Using the listing below, extract each line that has the word "Jakobsmuscheln" in it.

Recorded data
================
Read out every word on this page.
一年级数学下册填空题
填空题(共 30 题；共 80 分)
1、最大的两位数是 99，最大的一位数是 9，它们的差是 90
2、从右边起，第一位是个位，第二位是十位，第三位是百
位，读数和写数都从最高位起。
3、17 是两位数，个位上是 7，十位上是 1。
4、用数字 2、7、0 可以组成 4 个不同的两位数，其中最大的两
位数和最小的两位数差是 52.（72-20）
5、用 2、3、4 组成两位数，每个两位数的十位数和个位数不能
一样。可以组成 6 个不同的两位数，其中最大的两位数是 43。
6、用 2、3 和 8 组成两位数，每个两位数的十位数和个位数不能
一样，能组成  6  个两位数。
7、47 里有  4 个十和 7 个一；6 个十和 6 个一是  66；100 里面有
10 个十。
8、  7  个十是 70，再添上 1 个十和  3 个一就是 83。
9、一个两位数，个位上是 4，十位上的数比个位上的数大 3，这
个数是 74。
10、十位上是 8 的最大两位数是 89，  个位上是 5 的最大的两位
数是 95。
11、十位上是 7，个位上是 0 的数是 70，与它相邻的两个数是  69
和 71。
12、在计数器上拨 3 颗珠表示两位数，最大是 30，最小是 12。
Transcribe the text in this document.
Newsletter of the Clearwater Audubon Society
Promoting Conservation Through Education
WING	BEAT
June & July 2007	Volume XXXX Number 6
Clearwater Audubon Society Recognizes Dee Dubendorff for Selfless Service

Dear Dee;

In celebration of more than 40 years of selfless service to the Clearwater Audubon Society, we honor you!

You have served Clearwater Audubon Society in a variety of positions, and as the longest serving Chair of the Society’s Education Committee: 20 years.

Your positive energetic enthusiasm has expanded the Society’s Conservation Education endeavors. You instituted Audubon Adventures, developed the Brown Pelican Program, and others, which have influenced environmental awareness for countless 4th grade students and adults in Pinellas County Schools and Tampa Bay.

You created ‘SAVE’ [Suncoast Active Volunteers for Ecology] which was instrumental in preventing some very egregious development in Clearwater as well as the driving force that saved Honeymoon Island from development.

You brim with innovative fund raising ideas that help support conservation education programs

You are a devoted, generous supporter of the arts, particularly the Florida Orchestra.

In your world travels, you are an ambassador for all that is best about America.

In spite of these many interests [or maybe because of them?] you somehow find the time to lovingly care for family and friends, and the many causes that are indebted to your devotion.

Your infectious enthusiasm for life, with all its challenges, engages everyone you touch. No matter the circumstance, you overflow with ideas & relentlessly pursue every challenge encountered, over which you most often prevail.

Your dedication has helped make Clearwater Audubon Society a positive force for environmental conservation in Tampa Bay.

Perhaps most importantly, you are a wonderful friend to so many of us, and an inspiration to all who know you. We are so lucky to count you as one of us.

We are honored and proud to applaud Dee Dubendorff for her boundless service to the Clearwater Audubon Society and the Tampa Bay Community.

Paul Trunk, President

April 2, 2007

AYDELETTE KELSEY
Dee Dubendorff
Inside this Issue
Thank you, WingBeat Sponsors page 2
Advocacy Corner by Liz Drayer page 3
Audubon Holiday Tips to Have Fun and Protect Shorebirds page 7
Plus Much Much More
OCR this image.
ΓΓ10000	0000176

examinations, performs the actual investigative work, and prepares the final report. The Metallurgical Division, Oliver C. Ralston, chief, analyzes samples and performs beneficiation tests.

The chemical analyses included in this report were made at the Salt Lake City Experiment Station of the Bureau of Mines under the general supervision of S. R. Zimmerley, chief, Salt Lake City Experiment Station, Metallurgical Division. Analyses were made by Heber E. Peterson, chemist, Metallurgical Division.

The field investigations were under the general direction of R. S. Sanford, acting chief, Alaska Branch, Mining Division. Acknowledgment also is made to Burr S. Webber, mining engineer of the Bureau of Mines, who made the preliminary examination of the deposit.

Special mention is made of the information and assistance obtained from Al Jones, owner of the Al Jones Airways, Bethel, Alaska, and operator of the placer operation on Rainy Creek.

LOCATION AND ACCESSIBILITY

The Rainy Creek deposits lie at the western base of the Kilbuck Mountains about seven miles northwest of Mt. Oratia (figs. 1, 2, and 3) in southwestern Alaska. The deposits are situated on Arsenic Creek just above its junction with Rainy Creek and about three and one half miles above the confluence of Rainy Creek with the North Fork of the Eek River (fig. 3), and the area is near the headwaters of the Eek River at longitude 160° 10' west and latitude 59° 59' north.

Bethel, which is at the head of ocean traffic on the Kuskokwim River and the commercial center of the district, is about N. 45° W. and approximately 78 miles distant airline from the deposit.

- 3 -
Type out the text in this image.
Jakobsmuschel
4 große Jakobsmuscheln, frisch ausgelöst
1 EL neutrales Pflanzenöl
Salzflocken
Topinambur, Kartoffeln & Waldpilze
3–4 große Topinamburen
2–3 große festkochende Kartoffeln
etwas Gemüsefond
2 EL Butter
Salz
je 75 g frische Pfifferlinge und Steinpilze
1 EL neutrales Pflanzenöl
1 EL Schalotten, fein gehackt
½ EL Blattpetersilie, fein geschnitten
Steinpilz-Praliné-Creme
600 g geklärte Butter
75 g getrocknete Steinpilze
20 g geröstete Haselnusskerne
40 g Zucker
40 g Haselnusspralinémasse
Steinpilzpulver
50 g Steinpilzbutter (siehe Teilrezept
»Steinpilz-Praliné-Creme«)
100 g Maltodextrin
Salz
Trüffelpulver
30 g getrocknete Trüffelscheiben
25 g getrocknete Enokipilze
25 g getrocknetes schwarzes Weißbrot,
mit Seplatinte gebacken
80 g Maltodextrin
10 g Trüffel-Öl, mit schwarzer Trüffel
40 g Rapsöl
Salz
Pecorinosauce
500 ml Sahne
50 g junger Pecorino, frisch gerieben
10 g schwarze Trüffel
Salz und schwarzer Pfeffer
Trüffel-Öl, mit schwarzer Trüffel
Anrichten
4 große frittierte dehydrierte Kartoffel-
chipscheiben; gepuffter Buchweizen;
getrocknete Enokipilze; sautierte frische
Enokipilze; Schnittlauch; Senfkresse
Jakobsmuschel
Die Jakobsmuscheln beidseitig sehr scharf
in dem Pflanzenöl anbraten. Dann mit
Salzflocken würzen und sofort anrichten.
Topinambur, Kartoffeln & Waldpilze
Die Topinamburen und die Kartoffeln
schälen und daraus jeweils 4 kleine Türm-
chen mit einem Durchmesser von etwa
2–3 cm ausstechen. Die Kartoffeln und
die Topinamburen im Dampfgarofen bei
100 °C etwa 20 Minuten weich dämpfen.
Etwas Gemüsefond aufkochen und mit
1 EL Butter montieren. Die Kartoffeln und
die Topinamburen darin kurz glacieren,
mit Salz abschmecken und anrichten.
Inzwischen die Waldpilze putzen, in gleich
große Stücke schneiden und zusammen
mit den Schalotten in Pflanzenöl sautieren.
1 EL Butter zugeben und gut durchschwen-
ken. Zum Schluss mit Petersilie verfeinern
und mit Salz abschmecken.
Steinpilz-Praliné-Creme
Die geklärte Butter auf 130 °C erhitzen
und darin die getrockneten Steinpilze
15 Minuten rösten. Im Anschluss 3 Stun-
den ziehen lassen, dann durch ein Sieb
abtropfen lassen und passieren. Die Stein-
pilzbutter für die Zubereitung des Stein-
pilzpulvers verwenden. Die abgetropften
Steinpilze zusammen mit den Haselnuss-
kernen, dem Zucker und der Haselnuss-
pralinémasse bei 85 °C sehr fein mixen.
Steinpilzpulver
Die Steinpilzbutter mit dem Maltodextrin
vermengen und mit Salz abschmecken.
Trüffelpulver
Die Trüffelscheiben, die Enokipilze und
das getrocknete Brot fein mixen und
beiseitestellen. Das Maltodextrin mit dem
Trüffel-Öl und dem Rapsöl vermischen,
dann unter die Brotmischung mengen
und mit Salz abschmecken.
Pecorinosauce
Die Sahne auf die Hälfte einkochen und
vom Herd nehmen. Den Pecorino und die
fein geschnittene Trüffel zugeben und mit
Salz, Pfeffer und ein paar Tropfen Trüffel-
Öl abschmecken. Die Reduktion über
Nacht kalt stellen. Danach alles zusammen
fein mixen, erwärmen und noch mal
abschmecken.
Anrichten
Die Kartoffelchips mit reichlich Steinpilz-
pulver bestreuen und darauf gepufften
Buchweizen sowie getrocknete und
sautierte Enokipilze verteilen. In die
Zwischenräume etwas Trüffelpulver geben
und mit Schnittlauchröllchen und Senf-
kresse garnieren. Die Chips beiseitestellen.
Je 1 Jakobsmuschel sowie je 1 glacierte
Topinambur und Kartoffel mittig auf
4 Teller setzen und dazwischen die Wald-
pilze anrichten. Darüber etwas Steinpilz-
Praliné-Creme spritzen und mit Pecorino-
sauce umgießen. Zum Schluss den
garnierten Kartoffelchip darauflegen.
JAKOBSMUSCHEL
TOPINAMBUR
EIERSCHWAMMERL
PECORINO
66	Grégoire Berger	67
================
Exercise solution:
4 große Jakobsmuscheln, frisch ausgelöst
Die Jakobsmuscheln beidseitig sehr scharf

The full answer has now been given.